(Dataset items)
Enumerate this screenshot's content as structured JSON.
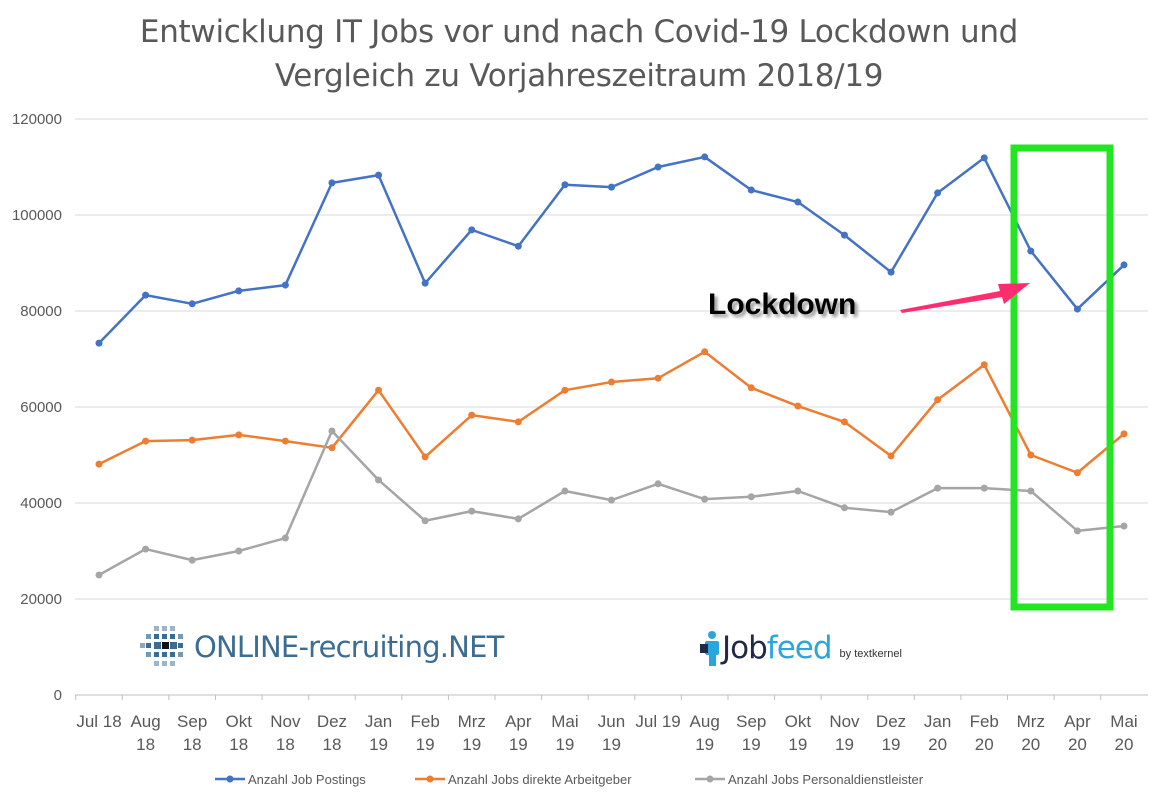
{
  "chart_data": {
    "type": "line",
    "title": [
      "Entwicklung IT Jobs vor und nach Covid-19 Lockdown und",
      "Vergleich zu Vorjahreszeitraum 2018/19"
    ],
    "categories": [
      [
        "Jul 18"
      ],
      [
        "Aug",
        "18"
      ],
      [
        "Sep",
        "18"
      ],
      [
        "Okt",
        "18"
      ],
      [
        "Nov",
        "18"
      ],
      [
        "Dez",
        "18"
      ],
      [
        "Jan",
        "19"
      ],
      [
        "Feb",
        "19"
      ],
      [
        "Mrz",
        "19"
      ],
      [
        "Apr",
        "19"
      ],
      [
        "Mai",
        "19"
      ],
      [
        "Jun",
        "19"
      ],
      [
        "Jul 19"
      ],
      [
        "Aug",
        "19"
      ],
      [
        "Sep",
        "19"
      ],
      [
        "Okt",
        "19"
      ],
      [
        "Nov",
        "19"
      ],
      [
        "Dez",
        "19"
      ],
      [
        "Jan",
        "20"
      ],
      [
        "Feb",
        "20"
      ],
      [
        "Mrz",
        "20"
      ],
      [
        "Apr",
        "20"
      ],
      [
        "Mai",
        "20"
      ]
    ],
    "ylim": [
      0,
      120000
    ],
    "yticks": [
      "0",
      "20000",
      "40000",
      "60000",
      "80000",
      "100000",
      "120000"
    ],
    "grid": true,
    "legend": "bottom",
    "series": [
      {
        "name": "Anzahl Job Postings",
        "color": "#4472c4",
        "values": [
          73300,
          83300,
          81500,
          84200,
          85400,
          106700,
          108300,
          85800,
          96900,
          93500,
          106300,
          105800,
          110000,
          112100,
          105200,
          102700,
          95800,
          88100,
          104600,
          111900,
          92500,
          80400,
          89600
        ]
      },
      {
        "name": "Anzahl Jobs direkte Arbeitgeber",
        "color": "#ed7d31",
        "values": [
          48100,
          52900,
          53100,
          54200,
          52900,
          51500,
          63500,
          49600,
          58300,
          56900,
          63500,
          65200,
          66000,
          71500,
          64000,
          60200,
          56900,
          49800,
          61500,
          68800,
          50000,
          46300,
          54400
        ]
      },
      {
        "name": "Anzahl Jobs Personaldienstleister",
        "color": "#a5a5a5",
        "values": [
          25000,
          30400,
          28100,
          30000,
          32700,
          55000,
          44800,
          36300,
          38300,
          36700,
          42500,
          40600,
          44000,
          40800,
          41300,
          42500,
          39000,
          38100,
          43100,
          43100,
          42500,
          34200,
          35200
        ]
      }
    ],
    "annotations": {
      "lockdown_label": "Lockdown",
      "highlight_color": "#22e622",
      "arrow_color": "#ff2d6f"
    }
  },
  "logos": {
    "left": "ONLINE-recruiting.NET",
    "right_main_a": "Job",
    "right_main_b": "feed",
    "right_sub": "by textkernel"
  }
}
...
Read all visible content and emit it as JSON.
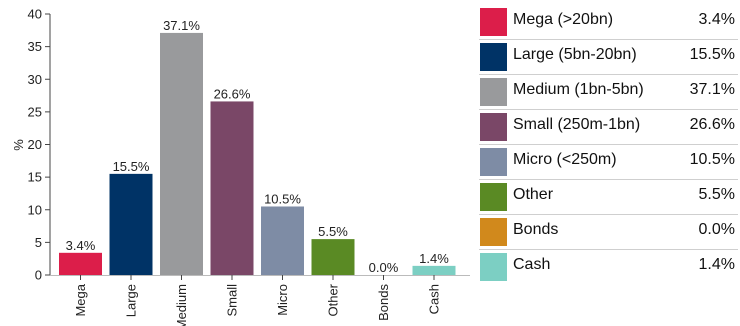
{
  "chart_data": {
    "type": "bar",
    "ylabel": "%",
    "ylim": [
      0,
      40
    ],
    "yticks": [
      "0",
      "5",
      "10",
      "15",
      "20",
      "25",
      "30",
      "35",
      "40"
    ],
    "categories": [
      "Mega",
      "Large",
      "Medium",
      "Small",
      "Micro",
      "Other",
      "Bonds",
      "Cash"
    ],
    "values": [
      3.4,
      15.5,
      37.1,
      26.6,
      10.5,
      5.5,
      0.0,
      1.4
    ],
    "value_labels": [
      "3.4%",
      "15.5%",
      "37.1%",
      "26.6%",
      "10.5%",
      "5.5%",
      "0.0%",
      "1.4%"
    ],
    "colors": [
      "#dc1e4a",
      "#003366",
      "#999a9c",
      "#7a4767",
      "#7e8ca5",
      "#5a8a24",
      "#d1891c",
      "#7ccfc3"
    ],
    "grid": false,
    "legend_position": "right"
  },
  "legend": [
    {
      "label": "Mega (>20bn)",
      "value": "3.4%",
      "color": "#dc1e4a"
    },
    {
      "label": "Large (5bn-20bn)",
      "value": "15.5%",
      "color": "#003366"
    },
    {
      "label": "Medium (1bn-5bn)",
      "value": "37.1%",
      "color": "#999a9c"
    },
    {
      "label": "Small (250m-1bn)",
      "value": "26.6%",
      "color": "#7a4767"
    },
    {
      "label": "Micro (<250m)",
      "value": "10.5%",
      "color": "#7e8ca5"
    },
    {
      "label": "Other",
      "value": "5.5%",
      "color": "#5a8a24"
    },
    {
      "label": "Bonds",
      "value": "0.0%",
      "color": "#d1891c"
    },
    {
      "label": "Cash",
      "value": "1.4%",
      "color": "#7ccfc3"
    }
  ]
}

Stated goal: Pick each line holding the word "content" out of the data and copy it.

Exercise solution:
Enumerate this screenshot's content as structured JSON.
Read all visible content and emit it as JSON.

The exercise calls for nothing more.